Records from a collection
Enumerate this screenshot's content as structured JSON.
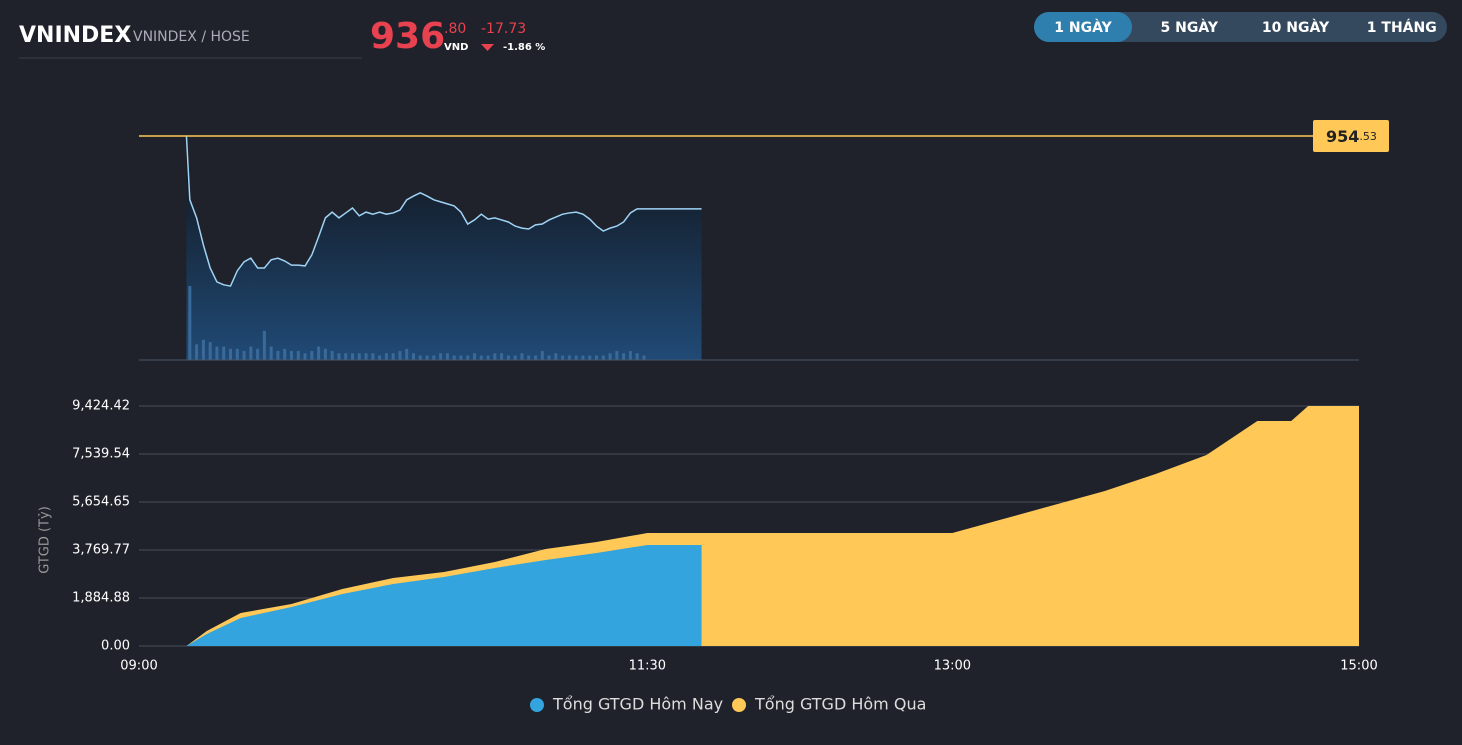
{
  "header": {
    "symbol": "VNINDEX",
    "exchange": "VNINDEX / HOSE",
    "price_integer": "936",
    "price_decimal": ".80",
    "currency": "VND",
    "change": "-17.73",
    "change_percent": "-1.86 %"
  },
  "tabs": {
    "items": [
      "1 NGÀY",
      "5 NGÀY",
      "10 NGÀY",
      "1 THÁNG"
    ],
    "active": 0
  },
  "chart_data": [
    {
      "type": "line",
      "color": "#9fd3f5",
      "xlim": [
        "09:00",
        "15:00"
      ],
      "ylim": [
        900,
        954.53
      ],
      "reference_line": {
        "value": 954.53,
        "label": "954.53",
        "color": "#ffc857"
      },
      "x": [
        "09:14",
        "09:15",
        "09:17",
        "09:19",
        "09:21",
        "09:23",
        "09:25",
        "09:27",
        "09:29",
        "09:31",
        "09:33",
        "09:35",
        "09:37",
        "09:39",
        "09:41",
        "09:43",
        "09:45",
        "09:47",
        "09:49",
        "09:51",
        "09:53",
        "09:55",
        "09:57",
        "09:59",
        "10:01",
        "10:03",
        "10:05",
        "10:07",
        "10:09",
        "10:11",
        "10:13",
        "10:15",
        "10:17",
        "10:19",
        "10:21",
        "10:23",
        "10:25",
        "10:27",
        "10:29",
        "10:31",
        "10:33",
        "10:35",
        "10:37",
        "10:39",
        "10:41",
        "10:43",
        "10:45",
        "10:47",
        "10:49",
        "10:51",
        "10:53",
        "10:55",
        "10:57",
        "10:59",
        "11:01",
        "11:03",
        "11:05",
        "11:07",
        "11:09",
        "11:11",
        "11:13",
        "11:15",
        "11:17",
        "11:19",
        "11:21",
        "11:23",
        "11:25",
        "11:27",
        "11:29",
        "11:46"
      ],
      "values": [
        954.5,
        939.0,
        934.6,
        928.0,
        922.4,
        919.0,
        918.3,
        918.0,
        921.7,
        923.9,
        924.8,
        922.4,
        922.4,
        924.4,
        924.8,
        924.1,
        923.1,
        923.1,
        922.9,
        925.6,
        930.0,
        934.6,
        936.0,
        934.6,
        935.8,
        937.0,
        935.1,
        936.0,
        935.5,
        936.0,
        935.5,
        935.8,
        936.5,
        939.0,
        939.9,
        940.7,
        939.9,
        939.0,
        938.5,
        938.0,
        937.5,
        936.0,
        933.1,
        934.1,
        935.5,
        934.3,
        934.6,
        934.1,
        933.6,
        932.6,
        932.1,
        931.9,
        932.9,
        933.1,
        934.1,
        934.8,
        935.5,
        935.8,
        936.0,
        935.5,
        934.3,
        932.6,
        931.4,
        932.1,
        932.6,
        933.6,
        935.8,
        936.8,
        936.8,
        936.8
      ],
      "volume_color": "#3a6a9a",
      "volume_lim": [
        0,
        100
      ],
      "volume": [
        null,
        33,
        7,
        9,
        8,
        6,
        6,
        5,
        5,
        4,
        6,
        5,
        13,
        6,
        4,
        5,
        4,
        4,
        3,
        4,
        6,
        5,
        4,
        3,
        3,
        3,
        3,
        3,
        3,
        2,
        3,
        3,
        4,
        5,
        3,
        2,
        2,
        2,
        3,
        3,
        2,
        2,
        2,
        3,
        2,
        2,
        3,
        3,
        2,
        2,
        3,
        2,
        2,
        4,
        2,
        3,
        2,
        2,
        2,
        2,
        2,
        2,
        2,
        3,
        4,
        3,
        4,
        3,
        2,
        null
      ]
    },
    {
      "type": "area",
      "ylabel": "GTGD (Tỷ)",
      "grid": true,
      "xlim": [
        "09:00",
        "15:00"
      ],
      "xticks": [
        "09:00",
        "11:30",
        "13:00",
        "15:00"
      ],
      "ylim": [
        0,
        9424.42
      ],
      "yticks": [
        {
          "value": 0,
          "label": "0.00"
        },
        {
          "value": 1884.88,
          "label": "1,884.88"
        },
        {
          "value": 3769.77,
          "label": "3,769.77"
        },
        {
          "value": 5654.65,
          "label": "5,654.65"
        },
        {
          "value": 7539.54,
          "label": "7,539.54"
        },
        {
          "value": 9424.42,
          "label": "9,424.42"
        }
      ],
      "x": [
        "09:14",
        "09:20",
        "09:30",
        "09:45",
        "10:00",
        "10:15",
        "10:30",
        "10:45",
        "11:00",
        "11:15",
        "11:30",
        "11:46",
        "13:00",
        "13:15",
        "13:30",
        "13:45",
        "14:00",
        "14:15",
        "14:30",
        "14:40",
        "14:45",
        "15:00"
      ],
      "series": [
        {
          "name": "Tổng GTGD Hôm Nay",
          "color": "#33a4dd",
          "values": [
            0,
            471,
            1100,
            1532,
            2042,
            2435,
            2710,
            3063,
            3377,
            3652,
            3966,
            3966,
            null,
            null,
            null,
            null,
            null,
            null,
            null,
            null,
            null,
            null
          ]
        },
        {
          "name": "Tổng GTGD Hôm Qua",
          "color": "#ffc857",
          "values": [
            0,
            589,
            1296,
            1649,
            2238,
            2670,
            2906,
            3299,
            3809,
            4084,
            4437,
            4437,
            4437,
            4987,
            5537,
            6087,
            6755,
            7500,
            8836,
            8836,
            9424.42,
            9424.42
          ]
        }
      ]
    }
  ]
}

--- Written problem ---
The data above needs to be retyped exactly, with the images left out.

--- Written answer ---
Enumerate this screenshot's content as structured JSON.
{
  "header": {
    "symbol": "VNINDEX",
    "exchange": "VNINDEX / HOSE",
    "price_integer": "936",
    "price_decimal": ".80",
    "currency": "VND",
    "change": "-17.73",
    "change_percent": "-1.86 %"
  },
  "tabs": {
    "items": [
      "1 NGÀY",
      "5 NGÀY",
      "10 NGÀY",
      "1 THÁNG"
    ],
    "active": 0
  },
  "chart_data": [
    {
      "type": "line",
      "color": "#9fd3f5",
      "xlim": [
        "09:00",
        "15:00"
      ],
      "ylim": [
        900,
        954.53
      ],
      "reference_line": {
        "value": 954.53,
        "label": "954.53",
        "color": "#ffc857"
      },
      "x": [
        "09:14",
        "09:15",
        "09:17",
        "09:19",
        "09:21",
        "09:23",
        "09:25",
        "09:27",
        "09:29",
        "09:31",
        "09:33",
        "09:35",
        "09:37",
        "09:39",
        "09:41",
        "09:43",
        "09:45",
        "09:47",
        "09:49",
        "09:51",
        "09:53",
        "09:55",
        "09:57",
        "09:59",
        "10:01",
        "10:03",
        "10:05",
        "10:07",
        "10:09",
        "10:11",
        "10:13",
        "10:15",
        "10:17",
        "10:19",
        "10:21",
        "10:23",
        "10:25",
        "10:27",
        "10:29",
        "10:31",
        "10:33",
        "10:35",
        "10:37",
        "10:39",
        "10:41",
        "10:43",
        "10:45",
        "10:47",
        "10:49",
        "10:51",
        "10:53",
        "10:55",
        "10:57",
        "10:59",
        "11:01",
        "11:03",
        "11:05",
        "11:07",
        "11:09",
        "11:11",
        "11:13",
        "11:15",
        "11:17",
        "11:19",
        "11:21",
        "11:23",
        "11:25",
        "11:27",
        "11:29",
        "11:46"
      ],
      "values": [
        954.5,
        939.0,
        934.6,
        928.0,
        922.4,
        919.0,
        918.3,
        918.0,
        921.7,
        923.9,
        924.8,
        922.4,
        922.4,
        924.4,
        924.8,
        924.1,
        923.1,
        923.1,
        922.9,
        925.6,
        930.0,
        934.6,
        936.0,
        934.6,
        935.8,
        937.0,
        935.1,
        936.0,
        935.5,
        936.0,
        935.5,
        935.8,
        936.5,
        939.0,
        939.9,
        940.7,
        939.9,
        939.0,
        938.5,
        938.0,
        937.5,
        936.0,
        933.1,
        934.1,
        935.5,
        934.3,
        934.6,
        934.1,
        933.6,
        932.6,
        932.1,
        931.9,
        932.9,
        933.1,
        934.1,
        934.8,
        935.5,
        935.8,
        936.0,
        935.5,
        934.3,
        932.6,
        931.4,
        932.1,
        932.6,
        933.6,
        935.8,
        936.8,
        936.8,
        936.8
      ],
      "volume_color": "#3a6a9a",
      "volume_lim": [
        0,
        100
      ],
      "volume": [
        null,
        33,
        7,
        9,
        8,
        6,
        6,
        5,
        5,
        4,
        6,
        5,
        13,
        6,
        4,
        5,
        4,
        4,
        3,
        4,
        6,
        5,
        4,
        3,
        3,
        3,
        3,
        3,
        3,
        2,
        3,
        3,
        4,
        5,
        3,
        2,
        2,
        2,
        3,
        3,
        2,
        2,
        2,
        3,
        2,
        2,
        3,
        3,
        2,
        2,
        3,
        2,
        2,
        4,
        2,
        3,
        2,
        2,
        2,
        2,
        2,
        2,
        2,
        3,
        4,
        3,
        4,
        3,
        2,
        null
      ]
    },
    {
      "type": "area",
      "ylabel": "GTGD (Tỷ)",
      "grid": true,
      "xlim": [
        "09:00",
        "15:00"
      ],
      "xticks": [
        "09:00",
        "11:30",
        "13:00",
        "15:00"
      ],
      "ylim": [
        0,
        9424.42
      ],
      "yticks": [
        {
          "value": 0,
          "label": "0.00"
        },
        {
          "value": 1884.88,
          "label": "1,884.88"
        },
        {
          "value": 3769.77,
          "label": "3,769.77"
        },
        {
          "value": 5654.65,
          "label": "5,654.65"
        },
        {
          "value": 7539.54,
          "label": "7,539.54"
        },
        {
          "value": 9424.42,
          "label": "9,424.42"
        }
      ],
      "x": [
        "09:14",
        "09:20",
        "09:30",
        "09:45",
        "10:00",
        "10:15",
        "10:30",
        "10:45",
        "11:00",
        "11:15",
        "11:30",
        "11:46",
        "13:00",
        "13:15",
        "13:30",
        "13:45",
        "14:00",
        "14:15",
        "14:30",
        "14:40",
        "14:45",
        "15:00"
      ],
      "series": [
        {
          "name": "Tổng GTGD Hôm Nay",
          "color": "#33a4dd",
          "values": [
            0,
            471,
            1100,
            1532,
            2042,
            2435,
            2710,
            3063,
            3377,
            3652,
            3966,
            3966,
            null,
            null,
            null,
            null,
            null,
            null,
            null,
            null,
            null,
            null
          ]
        },
        {
          "name": "Tổng GTGD Hôm Qua",
          "color": "#ffc857",
          "values": [
            0,
            589,
            1296,
            1649,
            2238,
            2670,
            2906,
            3299,
            3809,
            4084,
            4437,
            4437,
            4437,
            4987,
            5537,
            6087,
            6755,
            7500,
            8836,
            8836,
            9424.42,
            9424.42
          ]
        }
      ]
    }
  ]
}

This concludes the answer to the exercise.